(Collected data)

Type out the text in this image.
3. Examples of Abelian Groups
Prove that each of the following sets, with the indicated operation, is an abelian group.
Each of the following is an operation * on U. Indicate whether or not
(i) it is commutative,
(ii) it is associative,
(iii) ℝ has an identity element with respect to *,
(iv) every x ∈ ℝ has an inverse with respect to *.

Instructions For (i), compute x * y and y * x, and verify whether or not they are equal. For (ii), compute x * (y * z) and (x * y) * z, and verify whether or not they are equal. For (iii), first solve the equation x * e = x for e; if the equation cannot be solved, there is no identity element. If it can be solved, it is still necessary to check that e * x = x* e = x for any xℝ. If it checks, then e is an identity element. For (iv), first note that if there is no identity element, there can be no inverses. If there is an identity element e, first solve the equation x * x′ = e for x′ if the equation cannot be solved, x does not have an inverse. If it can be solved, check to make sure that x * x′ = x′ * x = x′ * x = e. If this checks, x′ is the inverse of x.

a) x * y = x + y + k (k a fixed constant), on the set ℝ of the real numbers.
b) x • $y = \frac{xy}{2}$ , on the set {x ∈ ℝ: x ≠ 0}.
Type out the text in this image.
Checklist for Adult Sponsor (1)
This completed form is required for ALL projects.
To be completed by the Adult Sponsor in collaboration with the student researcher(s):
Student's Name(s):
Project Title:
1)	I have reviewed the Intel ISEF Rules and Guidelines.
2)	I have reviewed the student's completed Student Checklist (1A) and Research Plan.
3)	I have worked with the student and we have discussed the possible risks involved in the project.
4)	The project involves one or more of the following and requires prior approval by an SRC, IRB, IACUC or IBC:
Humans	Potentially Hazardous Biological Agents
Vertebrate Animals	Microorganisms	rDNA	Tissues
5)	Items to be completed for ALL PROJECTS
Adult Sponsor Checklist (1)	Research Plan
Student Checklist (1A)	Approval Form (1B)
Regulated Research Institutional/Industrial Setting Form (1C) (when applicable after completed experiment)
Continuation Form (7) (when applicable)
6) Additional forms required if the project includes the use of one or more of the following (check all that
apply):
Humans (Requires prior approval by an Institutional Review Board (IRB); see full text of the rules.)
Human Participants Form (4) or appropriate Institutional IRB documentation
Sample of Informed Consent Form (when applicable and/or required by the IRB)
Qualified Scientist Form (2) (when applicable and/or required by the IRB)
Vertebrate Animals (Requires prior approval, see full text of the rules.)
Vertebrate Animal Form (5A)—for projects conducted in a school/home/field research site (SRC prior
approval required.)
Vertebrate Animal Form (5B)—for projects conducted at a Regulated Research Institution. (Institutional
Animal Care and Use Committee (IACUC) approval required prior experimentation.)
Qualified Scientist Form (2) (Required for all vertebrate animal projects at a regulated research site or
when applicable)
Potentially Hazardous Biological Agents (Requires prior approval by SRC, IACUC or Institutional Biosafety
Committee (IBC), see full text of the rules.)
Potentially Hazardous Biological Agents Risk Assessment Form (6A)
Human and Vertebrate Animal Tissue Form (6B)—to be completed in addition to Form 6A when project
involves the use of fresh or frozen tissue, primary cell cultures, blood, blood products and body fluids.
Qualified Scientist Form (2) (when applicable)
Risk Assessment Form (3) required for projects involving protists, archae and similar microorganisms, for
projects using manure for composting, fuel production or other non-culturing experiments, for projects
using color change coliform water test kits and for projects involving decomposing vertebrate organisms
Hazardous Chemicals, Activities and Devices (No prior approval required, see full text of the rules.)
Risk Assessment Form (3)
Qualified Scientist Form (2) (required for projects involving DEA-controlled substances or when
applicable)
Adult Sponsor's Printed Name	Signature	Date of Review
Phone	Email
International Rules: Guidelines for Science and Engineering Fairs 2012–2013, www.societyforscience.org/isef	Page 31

• [REQUIRED TASK]:
Output the full listing exactly as it stands.

• [ANSWER TO THIS EXERCISE]:
Type out the text in this image.
3. Examples of Abelian Groups
Prove that each of the following sets, with the indicated operation, is an abelian group.
Each of the following is an operation * on U. Indicate whether or not
(i) it is commutative,
(ii) it is associative,
(iii) ℝ has an identity element with respect to *,
(iv) every x ∈ ℝ has an inverse with respect to *.

Instructions For (i), compute x * y and y * x, and verify whether or not they are equal. For (ii), compute x * (y * z) and (x * y) * z, and verify whether or not they are equal. For (iii), first solve the equation x * e = x for e; if the equation cannot be solved, there is no identity element. If it can be solved, it is still necessary to check that e * x = x* e = x for any xℝ. If it checks, then e is an identity element. For (iv), first note that if there is no identity element, there can be no inverses. If there is an identity element e, first solve the equation x * x′ = e for x′ if the equation cannot be solved, x does not have an inverse. If it can be solved, check to make sure that x * x′ = x′ * x = x′ * x = e. If this checks, x′ is the inverse of x.

a) x * y = x + y + k (k a fixed constant), on the set ℝ of the real numbers.
b) x • $y = \frac{xy}{2}$ , on the set {x ∈ ℝ: x ≠ 0}.
Type out the text in this image.
Checklist for Adult Sponsor (1)
This completed form is required for ALL projects.
To be completed by the Adult Sponsor in collaboration with the student researcher(s):
Student's Name(s):
Project Title:
1)	I have reviewed the Intel ISEF Rules and Guidelines.
2)	I have reviewed the student's completed Student Checklist (1A) and Research Plan.
3)	I have worked with the student and we have discussed the possible risks involved in the project.
4)	The project involves one or more of the following and requires prior approval by an SRC, IRB, IACUC or IBC:
Humans	Potentially Hazardous Biological Agents
Vertebrate Animals	Microorganisms	rDNA	Tissues
5)	Items to be completed for ALL PROJECTS
Adult Sponsor Checklist (1)	Research Plan
Student Checklist (1A)	Approval Form (1B)
Regulated Research Institutional/Industrial Setting Form (1C) (when applicable after completed experiment)
Continuation Form (7) (when applicable)
6) Additional forms required if the project includes the use of one or more of the following (check all that
apply):
Humans (Requires prior approval by an Institutional Review Board (IRB); see full text of the rules.)
Human Participants Form (4) or appropriate Institutional IRB documentation
Sample of Informed Consent Form (when applicable and/or required by the IRB)
Qualified Scientist Form (2) (when applicable and/or required by the IRB)
Vertebrate Animals (Requires prior approval, see full text of the rules.)
Vertebrate Animal Form (5A)—for projects conducted in a school/home/field research site (SRC prior
approval required.)
Vertebrate Animal Form (5B)—for projects conducted at a Regulated Research Institution. (Institutional
Animal Care and Use Committee (IACUC) approval required prior experimentation.)
Qualified Scientist Form (2) (Required for all vertebrate animal projects at a regulated research site or
when applicable)
Potentially Hazardous Biological Agents (Requires prior approval by SRC, IACUC or Institutional Biosafety
Committee (IBC), see full text of the rules.)
Potentially Hazardous Biological Agents Risk Assessment Form (6A)
Human and Vertebrate Animal Tissue Form (6B)—to be completed in addition to Form 6A when project
involves the use of fresh or frozen tissue, primary cell cultures, blood, blood products and body fluids.
Qualified Scientist Form (2) (when applicable)
Risk Assessment Form (3) required for projects involving protists, archae and similar microorganisms, for
projects using manure for composting, fuel production or other non-culturing experiments, for projects
using color change coliform water test kits and for projects involving decomposing vertebrate organisms
Hazardous Chemicals, Activities and Devices (No prior approval required, see full text of the rules.)
Risk Assessment Form (3)
Qualified Scientist Form (2) (required for projects involving DEA-controlled substances or when
applicable)
Adult Sponsor's Printed Name	Signature	Date of Review
Phone	Email
International Rules: Guidelines for Science and Engineering Fairs 2012–2013, www.societyforscience.org/isef	Page 31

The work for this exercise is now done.